__Directions for this task__. Transcribe the tail of the listing: start at the line containing "What's the underlying" and stop after the last line, keeping every character as is and adding nothing.

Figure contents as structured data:
* BEGIN *
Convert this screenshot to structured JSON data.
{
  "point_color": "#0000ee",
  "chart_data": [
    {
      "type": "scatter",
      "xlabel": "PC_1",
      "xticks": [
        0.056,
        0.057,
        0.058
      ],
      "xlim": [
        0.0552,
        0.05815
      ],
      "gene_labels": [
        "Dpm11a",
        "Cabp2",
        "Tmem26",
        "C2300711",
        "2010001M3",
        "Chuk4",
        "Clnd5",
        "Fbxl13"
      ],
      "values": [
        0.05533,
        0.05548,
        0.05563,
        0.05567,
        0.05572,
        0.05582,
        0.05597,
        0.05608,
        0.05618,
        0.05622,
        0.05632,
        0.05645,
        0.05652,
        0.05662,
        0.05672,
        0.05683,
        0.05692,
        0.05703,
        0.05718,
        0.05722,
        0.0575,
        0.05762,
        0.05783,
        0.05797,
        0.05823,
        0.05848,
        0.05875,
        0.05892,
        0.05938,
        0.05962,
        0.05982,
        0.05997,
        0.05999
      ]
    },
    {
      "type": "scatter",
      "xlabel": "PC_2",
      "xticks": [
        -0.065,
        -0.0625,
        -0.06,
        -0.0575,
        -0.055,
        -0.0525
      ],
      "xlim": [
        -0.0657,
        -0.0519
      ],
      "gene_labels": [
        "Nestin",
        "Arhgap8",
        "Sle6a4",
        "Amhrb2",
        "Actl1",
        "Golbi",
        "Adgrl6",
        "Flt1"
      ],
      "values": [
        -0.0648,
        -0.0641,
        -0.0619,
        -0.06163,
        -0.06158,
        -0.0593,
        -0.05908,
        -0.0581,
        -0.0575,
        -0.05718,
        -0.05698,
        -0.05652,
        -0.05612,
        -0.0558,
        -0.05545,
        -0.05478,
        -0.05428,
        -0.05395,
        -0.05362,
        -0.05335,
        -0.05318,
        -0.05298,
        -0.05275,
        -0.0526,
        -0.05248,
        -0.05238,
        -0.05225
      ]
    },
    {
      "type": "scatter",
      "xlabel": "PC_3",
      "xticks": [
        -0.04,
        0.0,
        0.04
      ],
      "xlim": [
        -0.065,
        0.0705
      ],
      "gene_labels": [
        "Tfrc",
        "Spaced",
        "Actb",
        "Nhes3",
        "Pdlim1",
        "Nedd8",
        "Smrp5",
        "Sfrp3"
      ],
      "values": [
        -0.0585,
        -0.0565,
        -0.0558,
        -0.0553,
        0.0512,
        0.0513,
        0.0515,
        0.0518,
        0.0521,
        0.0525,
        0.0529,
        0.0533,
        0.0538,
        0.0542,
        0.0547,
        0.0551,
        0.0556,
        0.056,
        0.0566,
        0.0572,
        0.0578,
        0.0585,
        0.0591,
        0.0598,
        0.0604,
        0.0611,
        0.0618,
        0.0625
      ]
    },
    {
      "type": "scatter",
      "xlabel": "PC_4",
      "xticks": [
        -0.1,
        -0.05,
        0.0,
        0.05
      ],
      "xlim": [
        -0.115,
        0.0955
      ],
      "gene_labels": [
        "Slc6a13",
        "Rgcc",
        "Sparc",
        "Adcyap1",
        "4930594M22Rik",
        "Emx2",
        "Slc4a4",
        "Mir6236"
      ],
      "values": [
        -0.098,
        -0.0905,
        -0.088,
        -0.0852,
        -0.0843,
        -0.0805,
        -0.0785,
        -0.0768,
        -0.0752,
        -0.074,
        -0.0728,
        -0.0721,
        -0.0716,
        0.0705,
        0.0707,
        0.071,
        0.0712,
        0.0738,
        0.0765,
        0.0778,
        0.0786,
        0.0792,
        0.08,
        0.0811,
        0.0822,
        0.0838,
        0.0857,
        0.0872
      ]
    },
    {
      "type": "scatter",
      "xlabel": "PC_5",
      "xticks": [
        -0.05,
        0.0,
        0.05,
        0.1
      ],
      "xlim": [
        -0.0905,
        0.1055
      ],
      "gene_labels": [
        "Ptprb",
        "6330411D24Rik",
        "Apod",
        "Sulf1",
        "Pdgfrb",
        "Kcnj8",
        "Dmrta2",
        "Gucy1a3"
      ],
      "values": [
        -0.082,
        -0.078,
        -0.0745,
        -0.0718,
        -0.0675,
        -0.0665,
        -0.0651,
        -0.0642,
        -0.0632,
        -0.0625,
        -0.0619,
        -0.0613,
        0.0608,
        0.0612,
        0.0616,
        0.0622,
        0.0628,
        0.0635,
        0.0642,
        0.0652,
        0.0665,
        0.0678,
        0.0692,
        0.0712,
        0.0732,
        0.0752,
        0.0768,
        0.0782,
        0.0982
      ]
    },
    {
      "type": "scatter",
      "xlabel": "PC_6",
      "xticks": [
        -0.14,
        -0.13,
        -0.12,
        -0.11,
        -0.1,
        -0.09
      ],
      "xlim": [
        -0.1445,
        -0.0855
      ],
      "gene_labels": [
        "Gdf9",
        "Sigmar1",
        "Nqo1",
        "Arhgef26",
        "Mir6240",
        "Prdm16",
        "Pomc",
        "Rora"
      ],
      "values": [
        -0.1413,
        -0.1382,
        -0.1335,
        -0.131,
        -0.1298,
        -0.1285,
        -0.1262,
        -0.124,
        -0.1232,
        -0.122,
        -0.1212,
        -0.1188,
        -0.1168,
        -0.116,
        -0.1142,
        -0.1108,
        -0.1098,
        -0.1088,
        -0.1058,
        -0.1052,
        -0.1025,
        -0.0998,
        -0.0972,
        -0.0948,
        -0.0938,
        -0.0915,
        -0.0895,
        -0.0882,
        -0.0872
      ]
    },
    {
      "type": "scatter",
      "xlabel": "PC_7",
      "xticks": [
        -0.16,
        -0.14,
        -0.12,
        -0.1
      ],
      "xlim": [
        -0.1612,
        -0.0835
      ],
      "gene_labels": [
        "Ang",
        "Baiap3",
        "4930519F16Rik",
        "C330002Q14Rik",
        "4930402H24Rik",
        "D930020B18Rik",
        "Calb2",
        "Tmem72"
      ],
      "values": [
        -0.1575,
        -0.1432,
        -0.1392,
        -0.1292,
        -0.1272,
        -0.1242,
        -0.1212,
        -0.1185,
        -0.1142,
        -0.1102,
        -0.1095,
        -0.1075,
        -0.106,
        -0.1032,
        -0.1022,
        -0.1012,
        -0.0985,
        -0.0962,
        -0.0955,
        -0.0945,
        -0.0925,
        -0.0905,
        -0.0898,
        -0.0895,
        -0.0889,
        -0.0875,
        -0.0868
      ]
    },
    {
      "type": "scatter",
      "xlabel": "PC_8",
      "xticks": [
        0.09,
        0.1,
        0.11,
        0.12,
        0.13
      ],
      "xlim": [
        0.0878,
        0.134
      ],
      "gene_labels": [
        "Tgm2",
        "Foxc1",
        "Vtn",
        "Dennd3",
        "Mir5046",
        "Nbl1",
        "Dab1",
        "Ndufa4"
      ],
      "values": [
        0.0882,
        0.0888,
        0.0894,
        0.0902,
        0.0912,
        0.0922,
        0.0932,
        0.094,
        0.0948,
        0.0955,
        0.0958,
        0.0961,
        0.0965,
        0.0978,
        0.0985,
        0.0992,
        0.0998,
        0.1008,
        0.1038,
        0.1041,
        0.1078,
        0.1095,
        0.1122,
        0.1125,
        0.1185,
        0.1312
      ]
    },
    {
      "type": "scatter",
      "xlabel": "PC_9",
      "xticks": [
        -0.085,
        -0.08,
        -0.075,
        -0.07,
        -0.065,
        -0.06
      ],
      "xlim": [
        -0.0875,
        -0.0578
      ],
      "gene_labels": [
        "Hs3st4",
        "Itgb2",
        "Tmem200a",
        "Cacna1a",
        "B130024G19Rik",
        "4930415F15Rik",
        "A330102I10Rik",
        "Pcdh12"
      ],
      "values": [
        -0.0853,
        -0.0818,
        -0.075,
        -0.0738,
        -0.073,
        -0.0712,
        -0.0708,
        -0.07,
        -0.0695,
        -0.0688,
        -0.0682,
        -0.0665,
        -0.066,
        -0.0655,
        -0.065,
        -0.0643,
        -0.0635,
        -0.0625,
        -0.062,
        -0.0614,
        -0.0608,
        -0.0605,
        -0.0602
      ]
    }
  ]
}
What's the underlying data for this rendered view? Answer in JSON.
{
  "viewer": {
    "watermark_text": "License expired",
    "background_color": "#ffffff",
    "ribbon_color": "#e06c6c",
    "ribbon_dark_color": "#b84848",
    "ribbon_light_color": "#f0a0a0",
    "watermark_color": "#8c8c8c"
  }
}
* END *
__Solved exercise__.
What's the underlying data for this rendered view? Answer in JSON.
{
  "viewer": {
    "watermark_text": "License expired",
    "background_color": "#ffffff",
    "ribbon_color": "#e06c6c",
    "ribbon_dark_color": "#b84848",
    "ribbon_light_color": "#f0a0a0",
    "watermark_color": "#8c8c8c"
  }
}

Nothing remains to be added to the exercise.